• Exercise goal
In the listing that follows, how many lines contain "Epus"? Give the number only.

(Records from a data collection)
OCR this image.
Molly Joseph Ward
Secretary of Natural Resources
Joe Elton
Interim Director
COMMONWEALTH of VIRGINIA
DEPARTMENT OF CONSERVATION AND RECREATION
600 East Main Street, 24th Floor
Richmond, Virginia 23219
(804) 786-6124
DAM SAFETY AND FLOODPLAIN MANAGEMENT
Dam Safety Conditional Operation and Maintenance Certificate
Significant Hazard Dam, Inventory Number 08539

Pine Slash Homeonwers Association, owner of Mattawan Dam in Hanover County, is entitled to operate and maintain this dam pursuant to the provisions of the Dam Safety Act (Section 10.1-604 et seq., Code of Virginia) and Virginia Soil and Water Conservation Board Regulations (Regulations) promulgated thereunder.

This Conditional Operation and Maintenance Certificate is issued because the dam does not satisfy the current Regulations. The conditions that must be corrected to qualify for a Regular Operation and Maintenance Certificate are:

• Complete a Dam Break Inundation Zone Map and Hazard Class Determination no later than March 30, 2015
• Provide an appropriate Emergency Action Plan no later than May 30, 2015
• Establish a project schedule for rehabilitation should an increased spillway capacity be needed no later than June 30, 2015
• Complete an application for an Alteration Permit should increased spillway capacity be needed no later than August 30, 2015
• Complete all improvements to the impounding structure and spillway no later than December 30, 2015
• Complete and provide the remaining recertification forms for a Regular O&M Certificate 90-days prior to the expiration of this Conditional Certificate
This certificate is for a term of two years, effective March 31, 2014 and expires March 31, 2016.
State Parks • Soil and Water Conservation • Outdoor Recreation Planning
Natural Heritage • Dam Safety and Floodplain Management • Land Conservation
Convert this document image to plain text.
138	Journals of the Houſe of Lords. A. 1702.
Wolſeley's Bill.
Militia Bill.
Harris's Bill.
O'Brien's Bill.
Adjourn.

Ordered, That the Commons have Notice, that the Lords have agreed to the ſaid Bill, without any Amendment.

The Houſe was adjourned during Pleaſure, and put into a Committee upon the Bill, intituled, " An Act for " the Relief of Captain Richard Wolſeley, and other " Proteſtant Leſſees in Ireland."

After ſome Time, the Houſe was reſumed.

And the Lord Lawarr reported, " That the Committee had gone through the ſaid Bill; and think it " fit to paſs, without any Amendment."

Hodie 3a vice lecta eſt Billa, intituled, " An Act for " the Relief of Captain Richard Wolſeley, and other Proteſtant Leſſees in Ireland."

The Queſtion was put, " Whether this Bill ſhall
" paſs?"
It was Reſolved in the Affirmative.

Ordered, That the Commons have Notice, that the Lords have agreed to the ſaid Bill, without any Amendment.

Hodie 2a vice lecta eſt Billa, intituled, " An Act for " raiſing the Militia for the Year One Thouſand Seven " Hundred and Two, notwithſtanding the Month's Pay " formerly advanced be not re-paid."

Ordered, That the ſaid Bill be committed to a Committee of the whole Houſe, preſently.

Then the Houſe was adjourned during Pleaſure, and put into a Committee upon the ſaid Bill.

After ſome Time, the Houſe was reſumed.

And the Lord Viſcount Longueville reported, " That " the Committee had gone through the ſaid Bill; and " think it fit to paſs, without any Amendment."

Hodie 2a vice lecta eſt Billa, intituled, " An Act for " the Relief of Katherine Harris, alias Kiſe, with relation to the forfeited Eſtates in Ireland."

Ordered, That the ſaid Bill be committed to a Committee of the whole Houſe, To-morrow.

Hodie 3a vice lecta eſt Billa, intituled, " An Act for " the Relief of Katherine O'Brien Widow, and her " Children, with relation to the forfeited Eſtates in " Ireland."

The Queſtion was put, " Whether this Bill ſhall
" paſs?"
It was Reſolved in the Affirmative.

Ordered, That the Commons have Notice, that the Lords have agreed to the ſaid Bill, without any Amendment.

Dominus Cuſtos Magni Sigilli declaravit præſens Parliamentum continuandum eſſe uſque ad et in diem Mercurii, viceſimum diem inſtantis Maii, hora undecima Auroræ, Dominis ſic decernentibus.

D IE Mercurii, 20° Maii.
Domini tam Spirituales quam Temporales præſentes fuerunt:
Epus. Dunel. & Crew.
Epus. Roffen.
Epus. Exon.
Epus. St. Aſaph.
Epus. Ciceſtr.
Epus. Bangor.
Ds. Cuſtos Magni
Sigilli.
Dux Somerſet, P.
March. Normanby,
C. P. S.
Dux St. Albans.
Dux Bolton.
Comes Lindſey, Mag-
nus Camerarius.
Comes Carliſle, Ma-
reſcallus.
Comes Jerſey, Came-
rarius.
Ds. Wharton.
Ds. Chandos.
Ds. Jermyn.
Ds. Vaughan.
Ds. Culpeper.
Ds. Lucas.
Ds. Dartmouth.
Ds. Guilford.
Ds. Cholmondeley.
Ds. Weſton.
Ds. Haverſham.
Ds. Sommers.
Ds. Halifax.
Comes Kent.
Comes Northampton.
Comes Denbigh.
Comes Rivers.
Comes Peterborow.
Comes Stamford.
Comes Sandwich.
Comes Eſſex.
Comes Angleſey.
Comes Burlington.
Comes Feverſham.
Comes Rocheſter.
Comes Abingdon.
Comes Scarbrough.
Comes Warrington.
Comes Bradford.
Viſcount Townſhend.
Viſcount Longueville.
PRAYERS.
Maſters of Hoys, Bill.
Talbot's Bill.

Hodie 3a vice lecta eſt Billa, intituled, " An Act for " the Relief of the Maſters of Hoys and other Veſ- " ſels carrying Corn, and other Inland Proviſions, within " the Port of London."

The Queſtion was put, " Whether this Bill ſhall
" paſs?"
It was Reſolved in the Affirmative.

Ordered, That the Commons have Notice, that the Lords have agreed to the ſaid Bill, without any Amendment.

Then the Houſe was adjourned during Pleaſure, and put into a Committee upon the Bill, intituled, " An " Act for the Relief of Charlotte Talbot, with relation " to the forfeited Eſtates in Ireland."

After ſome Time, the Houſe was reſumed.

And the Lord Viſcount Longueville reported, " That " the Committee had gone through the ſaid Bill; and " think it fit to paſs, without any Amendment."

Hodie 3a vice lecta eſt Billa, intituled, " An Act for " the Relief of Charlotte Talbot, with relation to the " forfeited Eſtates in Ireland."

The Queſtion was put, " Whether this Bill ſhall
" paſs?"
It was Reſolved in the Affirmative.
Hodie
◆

• Solution
6